-- BEGIN --

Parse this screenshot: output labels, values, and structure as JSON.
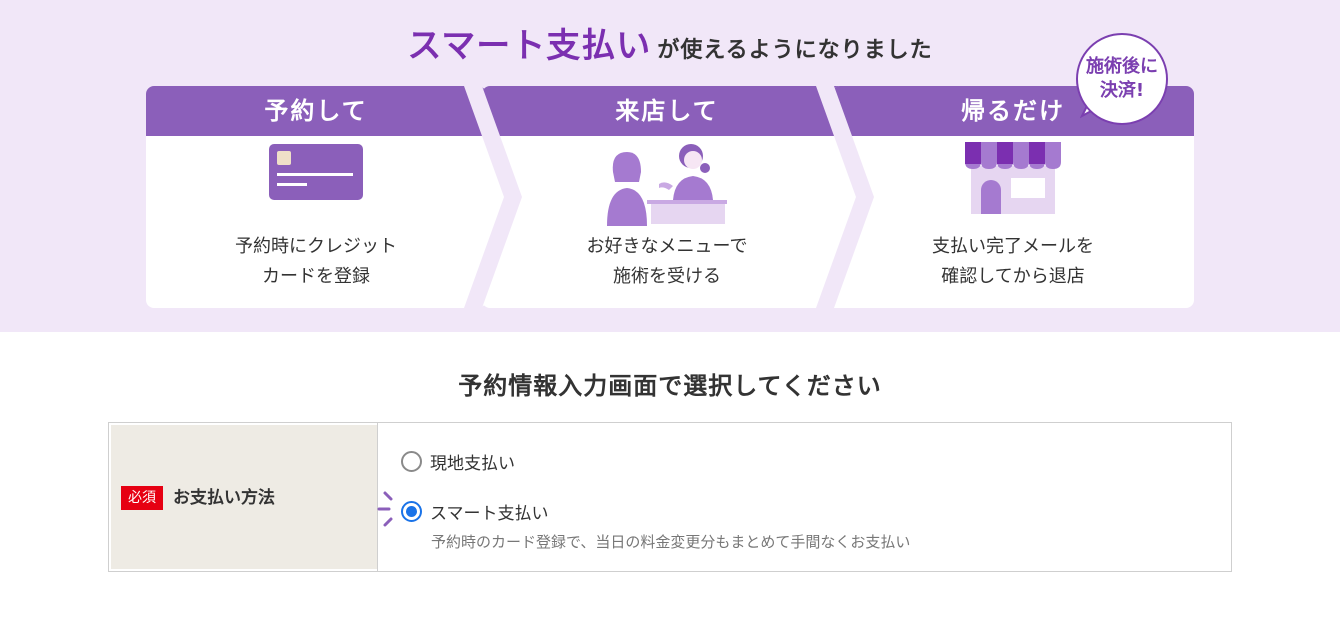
{
  "banner": {
    "headline_accent": "スマート支払い",
    "headline_rest": "が使えるようになりました",
    "badge_line1": "施術後に",
    "badge_line2": "決済!",
    "steps": [
      {
        "title": "予約して",
        "line1": "予約時にクレジット",
        "line2": "カードを登録",
        "icon": "credit-card-icon"
      },
      {
        "title": "来店して",
        "line1": "お好きなメニューで",
        "line2": "施術を受ける",
        "icon": "salon-visit-icon"
      },
      {
        "title": "帰るだけ",
        "line1": "支払い完了メールを",
        "line2": "確認してから退店",
        "icon": "storefront-icon"
      }
    ],
    "colors": {
      "background": "#f1e7f8",
      "header": "#8b5fba",
      "accent": "#7b2fb0"
    }
  },
  "form": {
    "title": "予約情報入力画面で選択してください",
    "required_badge": "必須",
    "label": "お支払い方法",
    "options": [
      {
        "label": "現地支払い",
        "selected": false
      },
      {
        "label": "スマート支払い",
        "selected": true
      }
    ],
    "smart_description": "予約時のカード登録で、当日の料金変更分もまとめて手間なくお支払い",
    "colors": {
      "required": "#e60012",
      "radio": "#1a73e8"
    }
  }
}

-- END --

What this task involves
Repeat each entry exactly as it appears; skip any picture.

Final result
Parse this screenshot: output labels, values, and structure as JSON.
{
  "banner": {
    "headline_accent": "スマート支払い",
    "headline_rest": "が使えるようになりました",
    "badge_line1": "施術後に",
    "badge_line2": "決済!",
    "steps": [
      {
        "title": "予約して",
        "line1": "予約時にクレジット",
        "line2": "カードを登録",
        "icon": "credit-card-icon"
      },
      {
        "title": "来店して",
        "line1": "お好きなメニューで",
        "line2": "施術を受ける",
        "icon": "salon-visit-icon"
      },
      {
        "title": "帰るだけ",
        "line1": "支払い完了メールを",
        "line2": "確認してから退店",
        "icon": "storefront-icon"
      }
    ],
    "colors": {
      "background": "#f1e7f8",
      "header": "#8b5fba",
      "accent": "#7b2fb0"
    }
  },
  "form": {
    "title": "予約情報入力画面で選択してください",
    "required_badge": "必須",
    "label": "お支払い方法",
    "options": [
      {
        "label": "現地支払い",
        "selected": false
      },
      {
        "label": "スマート支払い",
        "selected": true
      }
    ],
    "smart_description": "予約時のカード登録で、当日の料金変更分もまとめて手間なくお支払い",
    "colors": {
      "required": "#e60012",
      "radio": "#1a73e8"
    }
  }
}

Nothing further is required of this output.